Give back the full listing, character for character, with no pictures.

» Data supplied:
= = =
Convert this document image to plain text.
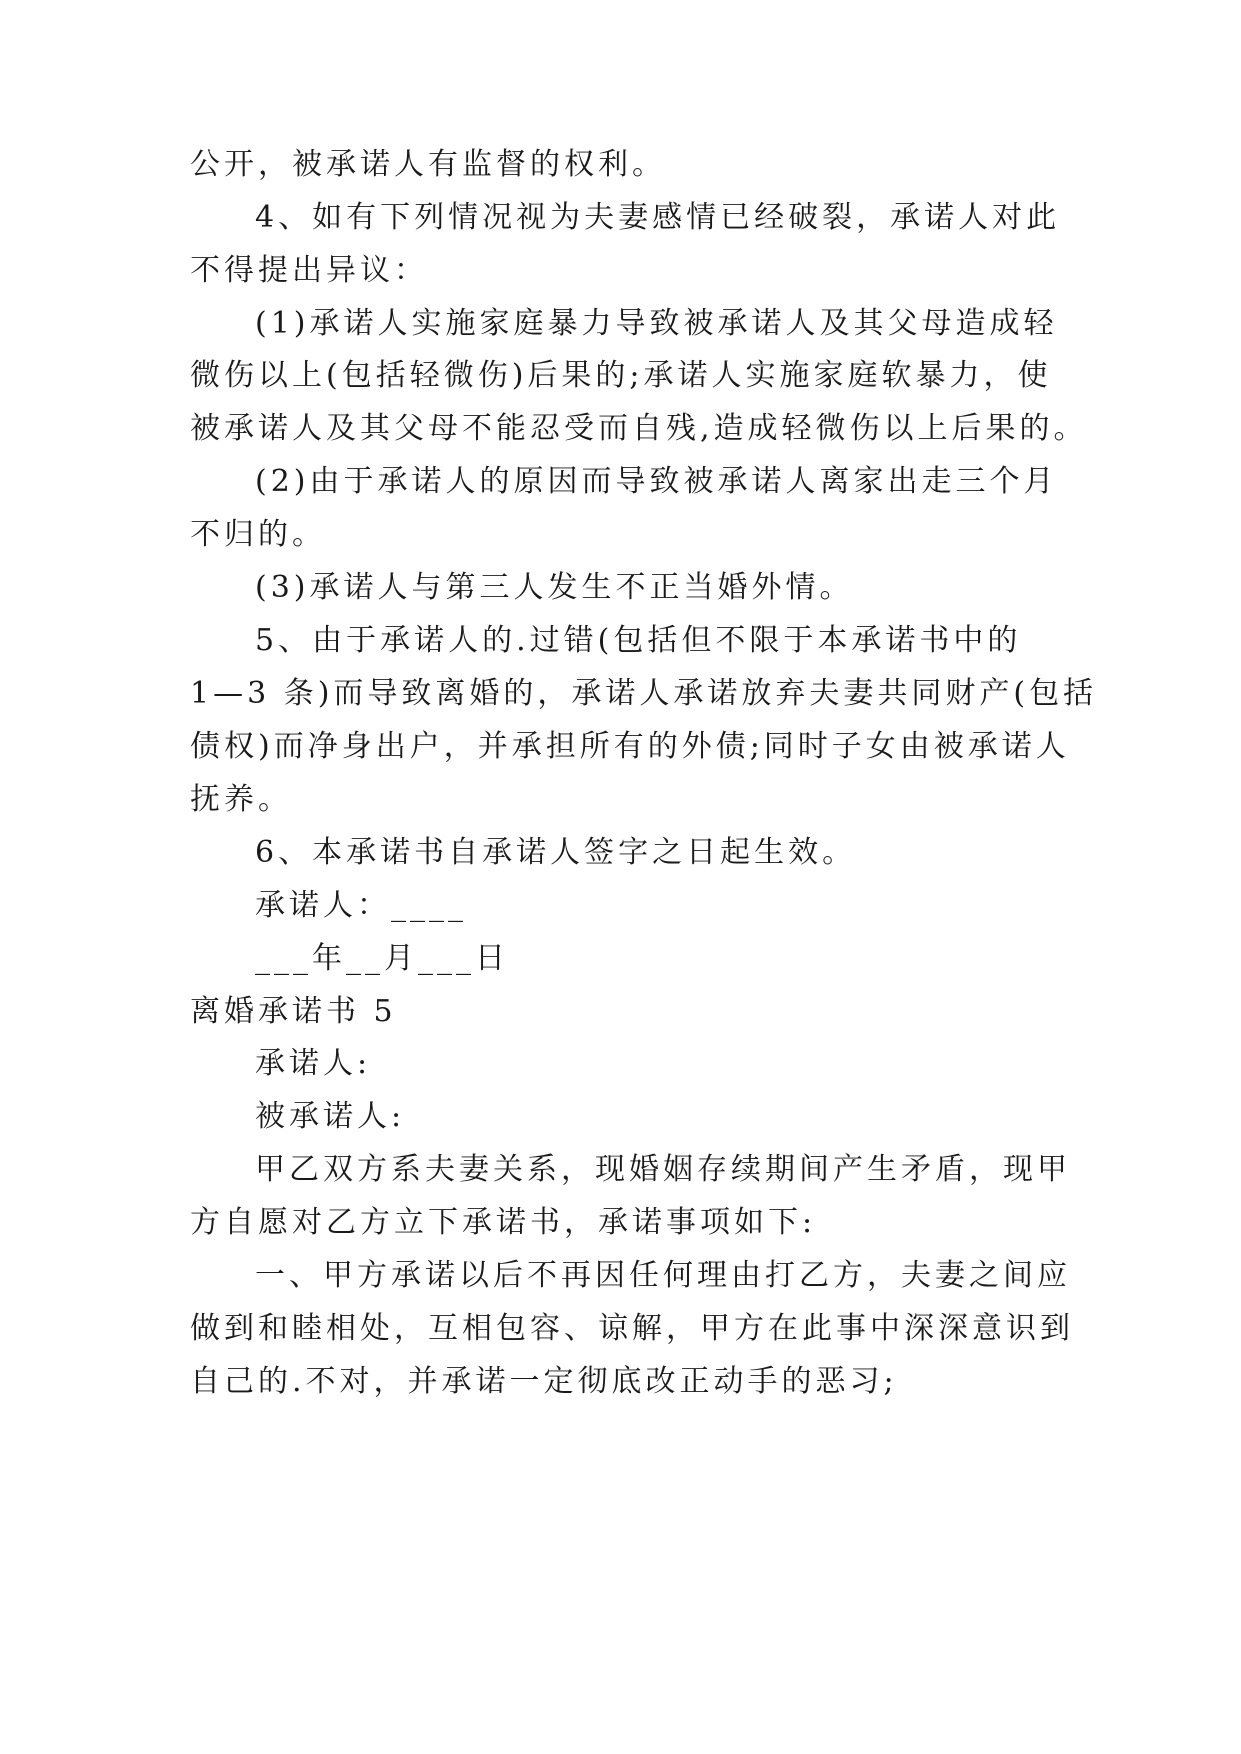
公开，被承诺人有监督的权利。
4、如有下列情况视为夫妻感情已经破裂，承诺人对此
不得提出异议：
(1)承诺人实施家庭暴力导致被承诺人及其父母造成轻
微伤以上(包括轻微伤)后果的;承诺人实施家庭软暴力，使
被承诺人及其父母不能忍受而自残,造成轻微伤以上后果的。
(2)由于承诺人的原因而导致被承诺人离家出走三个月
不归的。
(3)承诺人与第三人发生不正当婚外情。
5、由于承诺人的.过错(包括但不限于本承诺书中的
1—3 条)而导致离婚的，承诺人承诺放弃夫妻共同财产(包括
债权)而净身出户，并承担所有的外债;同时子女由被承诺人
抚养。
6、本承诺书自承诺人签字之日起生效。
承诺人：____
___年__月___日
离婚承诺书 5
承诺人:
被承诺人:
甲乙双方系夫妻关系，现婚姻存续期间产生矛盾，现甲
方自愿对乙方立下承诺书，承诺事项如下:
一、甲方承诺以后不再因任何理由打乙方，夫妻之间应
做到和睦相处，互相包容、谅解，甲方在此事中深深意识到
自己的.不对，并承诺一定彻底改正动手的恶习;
= = =
» Exercise solution:
Convert this document image to plain text.
公开，被承诺人有监督的权利。
4、如有下列情况视为夫妻感情已经破裂，承诺人对此
不得提出异议：
(1)承诺人实施家庭暴力导致被承诺人及其父母造成轻
微伤以上(包括轻微伤)后果的;承诺人实施家庭软暴力，使
被承诺人及其父母不能忍受而自残,造成轻微伤以上后果的。
(2)由于承诺人的原因而导致被承诺人离家出走三个月
不归的。
(3)承诺人与第三人发生不正当婚外情。
5、由于承诺人的.过错(包括但不限于本承诺书中的
1—3 条)而导致离婚的，承诺人承诺放弃夫妻共同财产(包括
债权)而净身出户，并承担所有的外债;同时子女由被承诺人
抚养。
6、本承诺书自承诺人签字之日起生效。
承诺人：____
___年__月___日
离婚承诺书 5
承诺人:
被承诺人:
甲乙双方系夫妻关系，现婚姻存续期间产生矛盾，现甲
方自愿对乙方立下承诺书，承诺事项如下:
一、甲方承诺以后不再因任何理由打乙方，夫妻之间应
做到和睦相处，互相包容、谅解，甲方在此事中深深意识到
自己的.不对，并承诺一定彻底改正动手的恶习;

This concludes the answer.